> [TASKS]
1) In the Rosalyn Drexler biography, what was the name she wrestled under professionally?
2) Please reproduce the Rosalyn Drexler biography word for word from "Professional wrestling occupies" to "would have them.".
3) Resume the Rosalyn Drexler biography after its final sentence and keep writing in the same style.

Rosalyn Drexler
Based on Wikipedia: Rosalyn Drexler
The Mexican Spitfire Who Painted Violence
Before she became one of the overlooked pioneers of Pop Art, before she won an Obie Award for playwriting and an Emmy for screenwriting, before she ghostwrote the novelization of Rocky under a pseudonym—Rosalyn Drexler wrestled professionally under the name Rosa Carlo, the Mexican Spitfire.
She wrestled in graveyards. She wrestled in airplane hangars. She learned to throw her opponents without actually hurting them, and to slam the mat hard enough that audiences in the cheap seats could hear the impact. Andy Warhol later made a series of silkscreen paintings based on a photograph of her in character.
This detail alone would make for an interesting life. But Drexler, who lived from 1926 to 2025—dying just shy of her ninety-ninth birthday—seemed constitutionally incapable of doing just one thing. She was a novelist, a playwright, a screenwriter, a sculptor, and a painter whose work anticipated feminist art by decades while she herself resisted the label. She was, in the truest sense of an overused word, a polymath.
A Bronx Childhood and an Early Exit from College
Rosalyn Bronznick grew up in the Bronx and East Harlem during the Depression and World War II years. Her parents took her to vaudeville shows—those variety performances that were the dominant form of American popular entertainment before television killed them off. They bought her art posters, coloring books, crayons. These weren't wealthy people making strategic investments in their daughter's artistic development. They were working-class New Yorkers who happened to value creativity.
She attended the High School of Music and Art, one of New York City's specialized public schools where admission was competitive and the curriculum rigorous. Her major was voice—singing, not visual art. She went to Hunter College for exactly one semester before dropping out at nineteen to marry Sherman Drexler, a figure painter. She became his frequent subject, appearing in canvas after canvas over their long marriage.
The decision to leave college might seem like an abandonment of her own ambitions for the sake of a husband's career. In retrospect, it looks more like impatience. Rosalyn Drexler would spend the rest of her life teaching herself things—sculpture, painting, writing—without waiting for institutional permission.
Into the Ring
In 1951, the Drexlers were living in Hell's Kitchen, a Manhattan neighborhood that wouldn't gentrify for another fifty years. Near their apartment was Bothner's Gymnasium, where women professional wrestlers trained. A friend suggested Rosalyn might enjoy trying it.
Professional wrestling occupies a strange space in American culture—simultaneously athletic and theatrical, demanding genuine physical skill while following predetermined outcomes. The wrestlers of the 1950s weren't the steroid-inflated performers of later decades. They were working entertainers who traveled from town to town, performing in whatever venue would have them.

> [INFORMATION GIVEN]
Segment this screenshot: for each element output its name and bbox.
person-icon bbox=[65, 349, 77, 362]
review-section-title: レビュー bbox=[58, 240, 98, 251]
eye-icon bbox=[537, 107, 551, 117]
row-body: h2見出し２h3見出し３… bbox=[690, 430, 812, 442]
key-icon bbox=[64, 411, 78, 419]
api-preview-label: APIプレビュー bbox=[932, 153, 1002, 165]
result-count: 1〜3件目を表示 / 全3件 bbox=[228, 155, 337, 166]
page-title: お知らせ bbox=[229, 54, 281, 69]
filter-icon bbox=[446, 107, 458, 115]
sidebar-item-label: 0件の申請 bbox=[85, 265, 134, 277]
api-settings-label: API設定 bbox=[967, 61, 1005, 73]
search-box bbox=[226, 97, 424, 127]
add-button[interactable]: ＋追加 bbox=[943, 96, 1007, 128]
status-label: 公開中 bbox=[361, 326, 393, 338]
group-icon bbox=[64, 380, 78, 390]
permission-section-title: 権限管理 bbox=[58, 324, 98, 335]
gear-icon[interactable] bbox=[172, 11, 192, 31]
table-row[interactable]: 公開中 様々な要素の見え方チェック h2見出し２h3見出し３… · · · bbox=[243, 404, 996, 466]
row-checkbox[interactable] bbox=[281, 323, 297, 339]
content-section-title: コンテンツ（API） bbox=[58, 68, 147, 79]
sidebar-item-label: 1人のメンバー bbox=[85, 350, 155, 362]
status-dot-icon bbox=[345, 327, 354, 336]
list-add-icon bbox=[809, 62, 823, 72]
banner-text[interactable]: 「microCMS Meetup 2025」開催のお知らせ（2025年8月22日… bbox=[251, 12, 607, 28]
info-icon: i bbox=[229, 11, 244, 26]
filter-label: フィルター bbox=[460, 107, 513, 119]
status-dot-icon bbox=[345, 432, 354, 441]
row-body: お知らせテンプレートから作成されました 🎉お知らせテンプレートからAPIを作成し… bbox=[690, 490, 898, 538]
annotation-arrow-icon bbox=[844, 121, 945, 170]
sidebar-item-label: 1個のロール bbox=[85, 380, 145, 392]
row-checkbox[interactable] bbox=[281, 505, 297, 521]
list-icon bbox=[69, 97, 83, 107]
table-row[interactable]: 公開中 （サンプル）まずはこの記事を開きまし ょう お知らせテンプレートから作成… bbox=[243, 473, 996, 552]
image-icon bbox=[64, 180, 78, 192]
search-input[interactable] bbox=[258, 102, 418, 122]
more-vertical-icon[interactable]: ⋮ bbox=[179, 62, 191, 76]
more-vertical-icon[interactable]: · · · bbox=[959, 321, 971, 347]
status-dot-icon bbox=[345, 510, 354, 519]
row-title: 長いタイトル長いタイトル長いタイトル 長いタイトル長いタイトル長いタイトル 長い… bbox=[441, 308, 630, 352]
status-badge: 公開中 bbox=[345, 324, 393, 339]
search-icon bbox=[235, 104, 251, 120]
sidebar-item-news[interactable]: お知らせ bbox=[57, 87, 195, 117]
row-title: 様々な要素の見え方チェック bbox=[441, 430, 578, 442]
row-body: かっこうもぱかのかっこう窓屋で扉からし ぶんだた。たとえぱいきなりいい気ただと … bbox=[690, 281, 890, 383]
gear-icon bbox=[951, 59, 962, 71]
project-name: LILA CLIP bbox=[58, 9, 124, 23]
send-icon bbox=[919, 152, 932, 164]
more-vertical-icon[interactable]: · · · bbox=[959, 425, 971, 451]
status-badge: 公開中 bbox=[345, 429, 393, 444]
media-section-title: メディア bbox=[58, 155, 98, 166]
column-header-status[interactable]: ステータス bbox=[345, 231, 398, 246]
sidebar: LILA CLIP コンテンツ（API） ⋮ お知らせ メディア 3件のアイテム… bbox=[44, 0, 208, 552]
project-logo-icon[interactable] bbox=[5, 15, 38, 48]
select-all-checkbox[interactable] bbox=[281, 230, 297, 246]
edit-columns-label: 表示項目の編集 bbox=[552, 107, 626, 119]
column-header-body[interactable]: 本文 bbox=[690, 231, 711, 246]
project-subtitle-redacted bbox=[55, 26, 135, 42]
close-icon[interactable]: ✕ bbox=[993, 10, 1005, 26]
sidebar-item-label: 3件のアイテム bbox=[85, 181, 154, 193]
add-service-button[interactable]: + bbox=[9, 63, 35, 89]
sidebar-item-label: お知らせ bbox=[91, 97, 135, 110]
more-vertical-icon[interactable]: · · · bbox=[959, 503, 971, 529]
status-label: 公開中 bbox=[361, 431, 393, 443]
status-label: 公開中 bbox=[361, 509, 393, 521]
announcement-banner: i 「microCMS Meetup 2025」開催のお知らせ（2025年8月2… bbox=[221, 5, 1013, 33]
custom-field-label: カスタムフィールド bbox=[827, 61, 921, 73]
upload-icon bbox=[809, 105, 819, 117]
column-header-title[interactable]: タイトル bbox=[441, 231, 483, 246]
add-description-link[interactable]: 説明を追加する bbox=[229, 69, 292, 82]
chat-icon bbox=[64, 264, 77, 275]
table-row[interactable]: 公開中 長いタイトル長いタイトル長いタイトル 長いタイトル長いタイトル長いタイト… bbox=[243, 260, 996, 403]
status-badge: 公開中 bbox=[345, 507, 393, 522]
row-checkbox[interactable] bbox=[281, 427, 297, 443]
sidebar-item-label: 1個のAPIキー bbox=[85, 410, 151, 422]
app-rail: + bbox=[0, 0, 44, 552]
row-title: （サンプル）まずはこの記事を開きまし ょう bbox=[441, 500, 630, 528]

> [FINAL ANSWERS]
1) Rosa Carlo, the Mexican Spitfire.

2)
Professional wrestling occupies a strange space in American culture—simultaneously athletic and theatrical, demanding genuine physical skill while following predetermined outcomes. The wrestlers of the 1950s weren't the steroid-inflated performers of later decades. They were working entertainers who traveled from town to town, performing in whatever venue would have them.

3)
Drexler learned the craft. She created a character. As Rosa Carlo, the Mexican Spitfire, she toured the country, traveling through the Jim Crow South where segregated seating and separate water fountains reminded her constantly that American equality was a fiction. The experience was formative in ways she wouldn't fully process for twenty years.
She hated it. She came home after witnessing too much racism to stomach. But she was also a writer, which means nothing gets wasted.
"I thought it should not be wasted, and I should at least get a book out of it."
That book, To Smithereens, came out in 1972 to critical acclaim. In 2025, it was republished by Hagfish Press and named one of the New York Times's hundred notable books of the year—more than fifty years after its original publication. The novel became the basis for the 1980 film Below the Belt, a title Drexler found absurd. "It's not a wrestling title at all," she complained. The producers told her it sounded sexy.
At fifty-four, she entered a powerlifting competition. She didn't win, but the fact that she tried tells you something about her relationship with her own body and its capabilities.
From Sculpture to Pop
While her husband finished his art degree at Berkeley in the mid-1950s, Drexler began making sculptures for their home. These weren't the polished bronzes of traditional sculpture. They were found-object assemblages—plaster built up around scrap metal and wood armatures, influenced by the rough, spontaneous aesthetic of Abstract Expressionism and Beat culture.
She showed these works alongside her husband's paintings in 1955. The sculptor David Smith and the art dealer Ivan Karp encouraged her to continue. When the Drexlers moved back to New York, her work appeared at the Reuben Gallery, a short-lived but influential space where Happenings—those strange performance-art events of the early 1960s—took place. Franz Kline, one of the major Abstract Expressionist painters, praised her work.
Then the Reuben Gallery closed, and no other gallery offered to represent her.
"Women were not bankable at the time."
So she pivoted. If no one would show her sculptures, she would make paintings instead. She supported herself with odd jobs—waitress, cigarette girl, hatcheck attendant, masseuse—while she figured out what kind of painter she wanted to be.
Pop Art and Its Discontents
By 1961, Drexler had found her method. She collected old magazines, posters, and newspapers, searching for images that caught her attention. She would enlarge these images, collage them onto canvas, and then paint over them in bright, saturated colors. The process was entirely self-taught. She worked wherever she could—usually at home, since she never had her own studio.
She had a particular fondness for Elmer's Glue. "It doesn't get enough credit for its role in art," she once said.
In January 1964, her work appeared in something called the "First International Girlie Exhibit" at Pace Gallery. The title sounds like a joke, but it was a real show featuring work by Andy Warhol, Roy Lichtenstein, and Tom Wesselmann—all men who had made art using images of women's bodies sourced from popular media. Drexler and Marjorie Strider were the only female artists included.
Drexler showed collages made from girlie magazines. Some viewers were scandalized. One critic praised her "virtuosic, uninhibited imagination" and her "frank expression of brutality, desire, pathos and playfulness."
That word—brutality—would define much of her subsequent work.
The Love and Violence Series
Pop Art, as practiced by Warhol and Lichtenstein, cultivated a kind of cool detachment. Their work reproduced images from consumer culture—soup cans, comic strips, movie stars—without apparent commentary or emotional investment. The style was deliberately flat, refusing the tortured self-expression of Abstract Expressionism.
Drexler's paintings looked like Pop Art. They used the same techniques of appropriation and bright color. But they were about something her male colleagues avoided: violence against women.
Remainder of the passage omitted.